• TEXTE DU DOCUMENT:
⟨
Fin de partie

Samuel Beckett

Scène des couples

De "HAMM (avec angoisse) - Mais qu'est-ce qui se passe, qu'est-ce qui se passe ?" à "HAMM - […] Un cœur, un cœur dans ma tête."





Plan de l'analyse sur la scène des couples de Fin de partie, de Beckett :
Introduction
Annonce des axes
Commentaire littéraire
Conclusion


Introduction

    Après la première et la deuxième guerre mondiale, la société de la seconde moitié du XXème siècle aspire au changement dans une volonté de s'éloigner de la violence et des barbaries. Ces changements se traduisent dans le théâtre de l'absurde par un emprunt à la tradition mais l'accession à une forme de modernité.
    La pièce Fin de partie, de Samuel Beckett (1906 - 1989), a été présentée pour la première fois en 1957. Elle ne comporte qu'un seul acte. Cette pièce met en scène quatre personnages handicapés physiquement.

    Les relations entre Nagg et Nell sont radicalement différentes de celles d'Hamm et de Clov. Ceux-ci sont en effet mari et femme, et manifestent, l'un à l'égard de l'autre, une grande tendresse et une grande solidarité. On devine pourtant que la situation dans laquelle ils se trouvent (ils sont privés de leurs jambes) engendre chez eux de l'inconfort physique.


Samuel Beckett




Annonce des axes

I. Un couple solidaire
1. Situation et langage de ce couple
2. Burlesque de la situation

II. Une métaphore de l'humanité
1. Des besoins primaires
2. Des objets indésirables

III. Le temps en question
1. La richesse de la mémoire
2. Deux rapports différents au temps



Commentaire littéraire

I. Un couple solidaire

1. Situation et langage de ce couple

Le couple est dans une poubelle, ils sont très éclairés et mis en avant par rapport à Hamm. Les personnages sont rebuts à la différence de Hamm et Clov : ce n'est pas du tout une relation hiérarchique puisqu'il y a beaucoup de tendresse (« embrasse »), de souvenirs en commun : « mon gros », « guibolles », « gueuler » : utilisation du langage familier. Ils ont des réactions de bon sens et naturels à la différence de Hamm et Clov. Ils sont effectivement capables d'évoquer de vrais lieux (tel que « Sedan » dans « les Ardennes »).
⟩
(Relevés de la mise en page visuelle)
⟨
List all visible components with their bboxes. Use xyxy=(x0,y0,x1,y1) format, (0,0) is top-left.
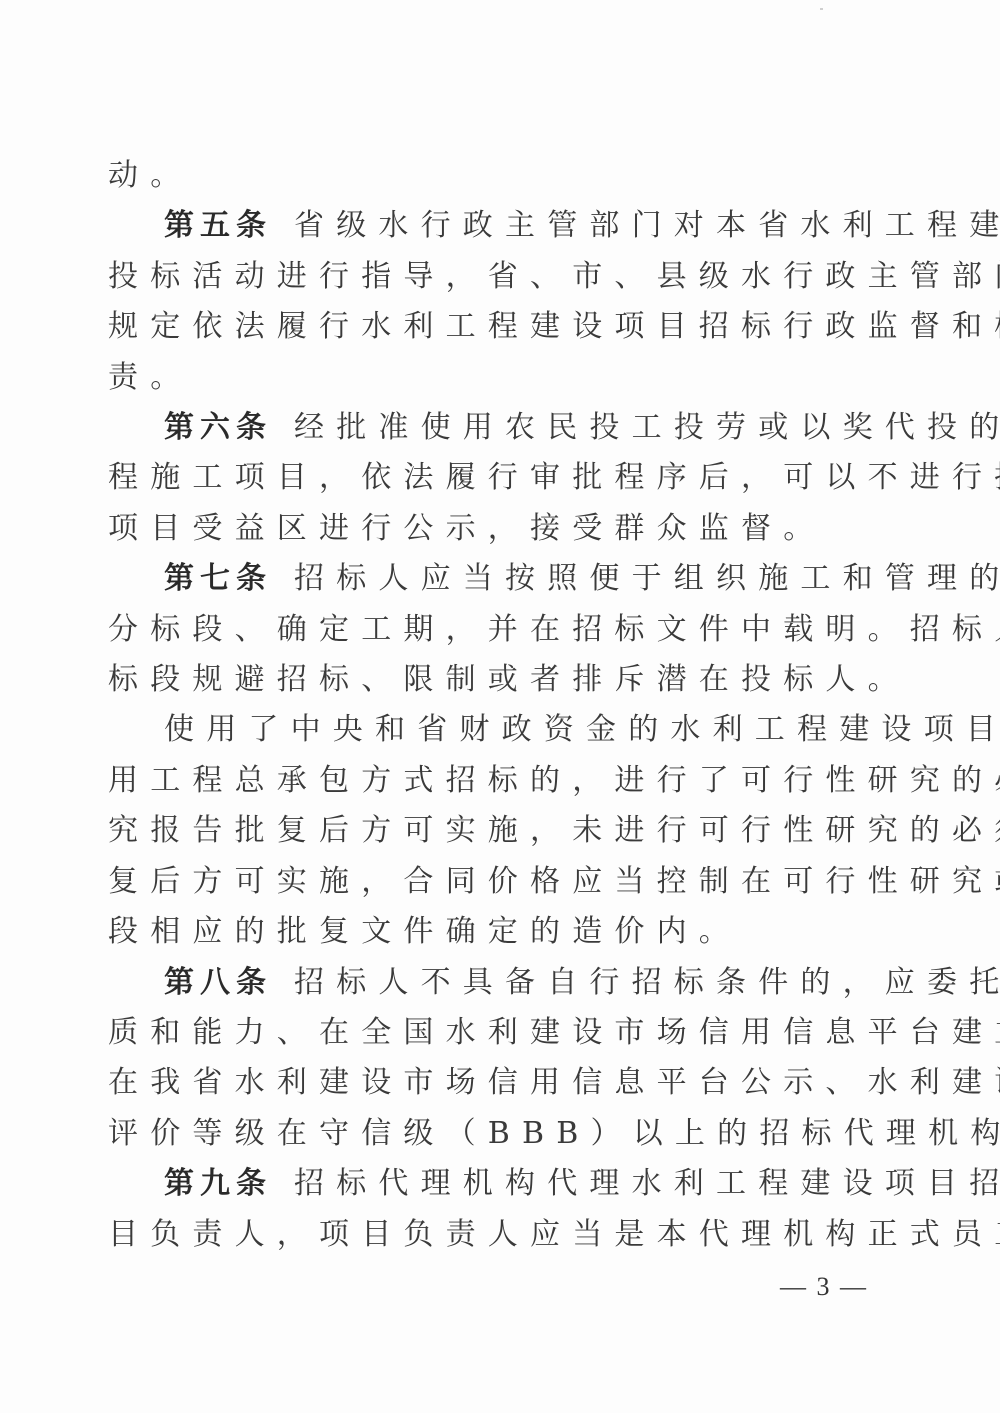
text-line: 责。 xyxy=(108,353,888,403)
text-line: 项目受益区进行公示，接受群众监督。 xyxy=(108,504,888,554)
article-heading: 第六条 xyxy=(164,410,272,445)
article-heading: 第九条 xyxy=(164,1166,272,1201)
article-heading: 第五条 xyxy=(164,208,272,243)
paragraph-continuation: 动。 xyxy=(108,151,888,201)
text-line: 标段规避招标、限制或者排斥潜在投标人。 xyxy=(108,655,888,705)
text-line: 第九条招标代理机构代理水利工程建设项目招标应明确项 xyxy=(108,1159,888,1209)
article-heading: 第八条 xyxy=(164,965,272,1000)
text-line: 段相应的批复文件确定的造价内。 xyxy=(108,907,888,957)
document-page: 动。 第五条省级水行政主管部门对本省水利工程建设项目招标 投标活动进行指导，省、… xyxy=(0,0,1000,1413)
article-7-paragraph-2: 使用了中央和省财政资金的水利工程建设项目，招标人拟采 用工程总承包方式招标的，进… xyxy=(108,705,888,957)
document-body: 动。 第五条省级水行政主管部门对本省水利工程建设项目招标 投标活动进行指导，省、… xyxy=(108,151,888,1260)
text-line: 动。 xyxy=(108,151,888,201)
text-line: 投标活动进行指导，省、市、县级水行政主管部门按照事权划分 xyxy=(108,252,888,302)
article-6: 第六条经批准使用农民投工投劳或以奖代投的小型水利工 程施工项目，依法履行审批程序… xyxy=(108,403,888,554)
article-8: 第八条招标人不具备自行招标条件的，应委托具有相应资 质和能力、在全国水利建设市场… xyxy=(108,958,888,1160)
text-line: 究报告批复后方可实施，未进行可行性研究的必须在初步设计批 xyxy=(108,806,888,856)
article-9: 第九条招标代理机构代理水利工程建设项目招标应明确项 目负责人，项目负责人应当是本… xyxy=(108,1159,888,1260)
text-line: 复后方可实施，合同价格应当控制在可行性研究或者初步设计阶 xyxy=(108,857,888,907)
scan-mark xyxy=(820,8,823,10)
page-number: — 3 — xyxy=(780,1272,868,1302)
text-line: 质和能力、在全国水利建设市场信用信息平台建立了信用档案并 xyxy=(108,1008,888,1058)
text-line: 第五条省级水行政主管部门对本省水利工程建设项目招标 xyxy=(108,201,888,251)
text-line: 第七条招标人应当按照便于组织施工和管理的原则合理划 xyxy=(108,554,888,604)
text-line: 使用了中央和省财政资金的水利工程建设项目，招标人拟采 xyxy=(108,705,888,755)
article-heading: 第七条 xyxy=(164,561,272,596)
text-line: 评价等级在守信级（BBB）以上的招标代理机构办理招标事宜。 xyxy=(108,1109,888,1159)
text-line: 程施工项目，依法履行审批程序后，可以不进行招标，但必须在 xyxy=(108,453,888,503)
text-line: 在我省水利建设市场信用信息平台公示、水利建设市场主体信用 xyxy=(108,1058,888,1108)
text-line: 规定依法履行水利工程建设项目招标行政监督和标后监督管理职 xyxy=(108,302,888,352)
text-line: 目负责人，项目负责人应当是本代理机构正式员工，具备招标采 xyxy=(108,1210,888,1260)
text-line: 用工程总承包方式招标的，进行了可行性研究的必须在可行性研 xyxy=(108,756,888,806)
text-line: 第六条经批准使用农民投工投劳或以奖代投的小型水利工 xyxy=(108,403,888,453)
text-line: 第八条招标人不具备自行招标条件的，应委托具有相应资 xyxy=(108,958,888,1008)
text-line: 分标段、确定工期，并在招标文件中载明。招标人不得利用划分 xyxy=(108,605,888,655)
article-5: 第五条省级水行政主管部门对本省水利工程建设项目招标 投标活动进行指导，省、市、县… xyxy=(108,201,888,403)
article-7: 第七条招标人应当按照便于组织施工和管理的原则合理划 分标段、确定工期，并在招标文… xyxy=(108,554,888,705)
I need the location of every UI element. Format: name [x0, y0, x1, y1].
⟩
• TRAVAIL DEMANDÉ:
**1.** Dans l'analyse de Fin de partie, relevez les intitulés des grands axes (numérotés en chiffres romains) présentés dans l'annonce des axes.
**2.** D'après l'analyse de Fin de partie, en quelle année la pièce a-t-elle été présentée pour la première fois ?

• RÉPONSES PAR CONSIGNE:
**1.**
I. Un couple solidaire
II. Une métaphore de l'humanité
III. Le temps en question

**2.** En 1957.